**EXERCISE INSTRUCTIONS:**
In the lines below, find how many contain the word "with" and report that figure alone.

-- start of INPUT ROWS --

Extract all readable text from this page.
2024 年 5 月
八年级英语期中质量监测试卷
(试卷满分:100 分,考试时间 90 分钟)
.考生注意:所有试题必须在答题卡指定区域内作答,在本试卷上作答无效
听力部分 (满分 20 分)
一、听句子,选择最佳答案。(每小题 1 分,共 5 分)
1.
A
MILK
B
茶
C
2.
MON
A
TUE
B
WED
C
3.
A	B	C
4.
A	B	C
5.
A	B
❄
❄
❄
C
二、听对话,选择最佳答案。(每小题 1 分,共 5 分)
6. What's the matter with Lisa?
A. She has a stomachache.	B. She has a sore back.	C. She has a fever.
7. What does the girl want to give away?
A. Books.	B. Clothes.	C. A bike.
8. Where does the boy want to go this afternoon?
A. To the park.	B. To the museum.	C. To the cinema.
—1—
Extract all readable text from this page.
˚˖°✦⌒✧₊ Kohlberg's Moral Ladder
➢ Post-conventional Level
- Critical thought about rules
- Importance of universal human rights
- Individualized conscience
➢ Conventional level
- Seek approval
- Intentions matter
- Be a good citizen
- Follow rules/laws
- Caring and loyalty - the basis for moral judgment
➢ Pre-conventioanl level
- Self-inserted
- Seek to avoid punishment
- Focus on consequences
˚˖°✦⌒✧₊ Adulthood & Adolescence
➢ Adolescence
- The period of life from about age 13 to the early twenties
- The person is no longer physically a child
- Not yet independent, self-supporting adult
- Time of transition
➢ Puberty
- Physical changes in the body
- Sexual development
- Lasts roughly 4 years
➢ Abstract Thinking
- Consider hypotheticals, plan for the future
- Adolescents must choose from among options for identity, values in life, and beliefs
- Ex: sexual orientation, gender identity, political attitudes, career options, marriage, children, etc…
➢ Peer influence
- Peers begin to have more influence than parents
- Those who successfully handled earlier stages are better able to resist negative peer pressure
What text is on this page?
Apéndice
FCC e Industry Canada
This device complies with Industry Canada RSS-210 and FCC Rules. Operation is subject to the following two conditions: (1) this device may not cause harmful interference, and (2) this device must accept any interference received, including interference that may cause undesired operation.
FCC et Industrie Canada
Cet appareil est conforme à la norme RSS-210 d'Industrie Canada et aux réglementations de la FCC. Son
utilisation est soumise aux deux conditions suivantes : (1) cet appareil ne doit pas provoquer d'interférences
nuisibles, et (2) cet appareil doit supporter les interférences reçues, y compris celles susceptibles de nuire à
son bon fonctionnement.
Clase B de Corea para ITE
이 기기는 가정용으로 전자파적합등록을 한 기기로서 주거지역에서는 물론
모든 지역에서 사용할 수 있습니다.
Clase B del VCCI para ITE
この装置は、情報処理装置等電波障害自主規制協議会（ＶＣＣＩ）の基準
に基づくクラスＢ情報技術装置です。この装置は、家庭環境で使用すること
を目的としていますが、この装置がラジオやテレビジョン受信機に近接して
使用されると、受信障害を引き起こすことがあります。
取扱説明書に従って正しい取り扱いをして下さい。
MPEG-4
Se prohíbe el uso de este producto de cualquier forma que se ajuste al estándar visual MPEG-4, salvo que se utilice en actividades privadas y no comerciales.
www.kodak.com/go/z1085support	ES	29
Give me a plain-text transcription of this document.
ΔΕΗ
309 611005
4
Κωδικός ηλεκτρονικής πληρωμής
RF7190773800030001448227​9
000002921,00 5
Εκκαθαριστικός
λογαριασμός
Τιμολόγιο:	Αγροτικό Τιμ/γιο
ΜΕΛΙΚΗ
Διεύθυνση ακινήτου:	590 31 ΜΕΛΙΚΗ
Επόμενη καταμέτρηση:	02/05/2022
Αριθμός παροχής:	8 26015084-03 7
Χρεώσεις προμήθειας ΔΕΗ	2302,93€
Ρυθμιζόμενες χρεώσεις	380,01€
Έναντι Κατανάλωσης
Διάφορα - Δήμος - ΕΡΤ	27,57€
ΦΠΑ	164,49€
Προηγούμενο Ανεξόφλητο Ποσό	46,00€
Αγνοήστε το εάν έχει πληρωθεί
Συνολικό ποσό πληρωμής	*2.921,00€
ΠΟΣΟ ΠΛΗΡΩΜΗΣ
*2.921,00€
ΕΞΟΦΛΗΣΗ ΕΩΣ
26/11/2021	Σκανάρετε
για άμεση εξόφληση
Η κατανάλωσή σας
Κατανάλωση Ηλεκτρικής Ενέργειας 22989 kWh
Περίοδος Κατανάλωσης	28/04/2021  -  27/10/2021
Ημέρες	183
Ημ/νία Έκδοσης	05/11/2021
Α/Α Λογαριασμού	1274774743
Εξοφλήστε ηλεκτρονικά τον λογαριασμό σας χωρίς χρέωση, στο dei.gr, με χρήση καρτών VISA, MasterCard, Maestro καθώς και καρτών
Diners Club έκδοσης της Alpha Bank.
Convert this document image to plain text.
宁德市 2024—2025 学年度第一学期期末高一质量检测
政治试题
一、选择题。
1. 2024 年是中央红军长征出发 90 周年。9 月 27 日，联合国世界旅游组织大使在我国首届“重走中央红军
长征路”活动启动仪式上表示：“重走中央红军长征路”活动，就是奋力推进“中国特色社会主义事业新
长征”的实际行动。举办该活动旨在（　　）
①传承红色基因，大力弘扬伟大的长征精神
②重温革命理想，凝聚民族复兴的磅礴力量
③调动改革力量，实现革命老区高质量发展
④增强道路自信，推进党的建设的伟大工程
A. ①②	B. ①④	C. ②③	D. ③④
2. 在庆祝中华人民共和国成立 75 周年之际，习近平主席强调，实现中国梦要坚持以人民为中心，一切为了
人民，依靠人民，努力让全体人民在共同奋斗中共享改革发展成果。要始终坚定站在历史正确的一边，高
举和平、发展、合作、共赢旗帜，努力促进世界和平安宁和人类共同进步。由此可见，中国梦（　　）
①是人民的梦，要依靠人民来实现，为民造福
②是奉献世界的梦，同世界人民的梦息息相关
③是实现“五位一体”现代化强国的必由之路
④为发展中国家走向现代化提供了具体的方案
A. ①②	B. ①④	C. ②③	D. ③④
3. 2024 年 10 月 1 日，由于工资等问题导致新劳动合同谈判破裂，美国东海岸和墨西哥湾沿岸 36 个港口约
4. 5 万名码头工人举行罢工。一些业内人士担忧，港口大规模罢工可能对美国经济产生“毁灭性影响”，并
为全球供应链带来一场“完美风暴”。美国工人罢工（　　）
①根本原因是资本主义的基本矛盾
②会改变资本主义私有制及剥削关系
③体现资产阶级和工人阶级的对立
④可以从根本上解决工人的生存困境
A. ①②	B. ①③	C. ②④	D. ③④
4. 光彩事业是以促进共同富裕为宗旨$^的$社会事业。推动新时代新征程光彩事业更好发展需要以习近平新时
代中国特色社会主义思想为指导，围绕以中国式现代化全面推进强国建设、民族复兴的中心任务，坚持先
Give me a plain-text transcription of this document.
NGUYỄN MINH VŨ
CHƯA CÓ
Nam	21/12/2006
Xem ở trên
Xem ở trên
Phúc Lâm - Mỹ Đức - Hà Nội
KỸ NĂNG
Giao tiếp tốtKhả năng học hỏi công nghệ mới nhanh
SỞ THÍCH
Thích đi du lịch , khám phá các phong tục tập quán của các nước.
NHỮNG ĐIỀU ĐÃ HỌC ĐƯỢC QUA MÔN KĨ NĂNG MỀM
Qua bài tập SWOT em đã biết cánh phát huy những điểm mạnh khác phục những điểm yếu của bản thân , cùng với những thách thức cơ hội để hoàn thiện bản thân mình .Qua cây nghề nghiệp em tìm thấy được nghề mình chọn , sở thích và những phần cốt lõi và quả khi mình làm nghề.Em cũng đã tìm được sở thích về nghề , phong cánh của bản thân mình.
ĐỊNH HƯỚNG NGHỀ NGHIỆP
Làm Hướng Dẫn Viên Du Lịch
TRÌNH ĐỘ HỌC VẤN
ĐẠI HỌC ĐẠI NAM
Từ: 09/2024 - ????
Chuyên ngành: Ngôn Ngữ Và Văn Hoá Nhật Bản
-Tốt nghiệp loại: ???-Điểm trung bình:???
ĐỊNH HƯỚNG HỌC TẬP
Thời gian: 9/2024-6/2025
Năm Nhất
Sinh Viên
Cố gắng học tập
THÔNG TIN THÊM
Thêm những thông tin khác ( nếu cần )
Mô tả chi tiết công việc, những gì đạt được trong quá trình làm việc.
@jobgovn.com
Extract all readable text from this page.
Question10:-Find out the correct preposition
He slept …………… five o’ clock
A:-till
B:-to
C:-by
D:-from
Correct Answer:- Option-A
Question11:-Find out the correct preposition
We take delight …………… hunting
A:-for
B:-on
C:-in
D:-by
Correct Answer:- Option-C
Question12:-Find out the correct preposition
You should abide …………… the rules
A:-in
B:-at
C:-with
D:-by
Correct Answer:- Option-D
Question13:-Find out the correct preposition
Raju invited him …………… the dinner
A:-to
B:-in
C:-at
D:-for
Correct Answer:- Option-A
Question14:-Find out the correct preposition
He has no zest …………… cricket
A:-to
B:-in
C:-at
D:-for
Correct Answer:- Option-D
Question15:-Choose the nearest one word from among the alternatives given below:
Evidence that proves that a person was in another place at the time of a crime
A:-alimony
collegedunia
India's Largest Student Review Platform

-- end of INPUT ROWS --

**WORKED SOLUTION:**
3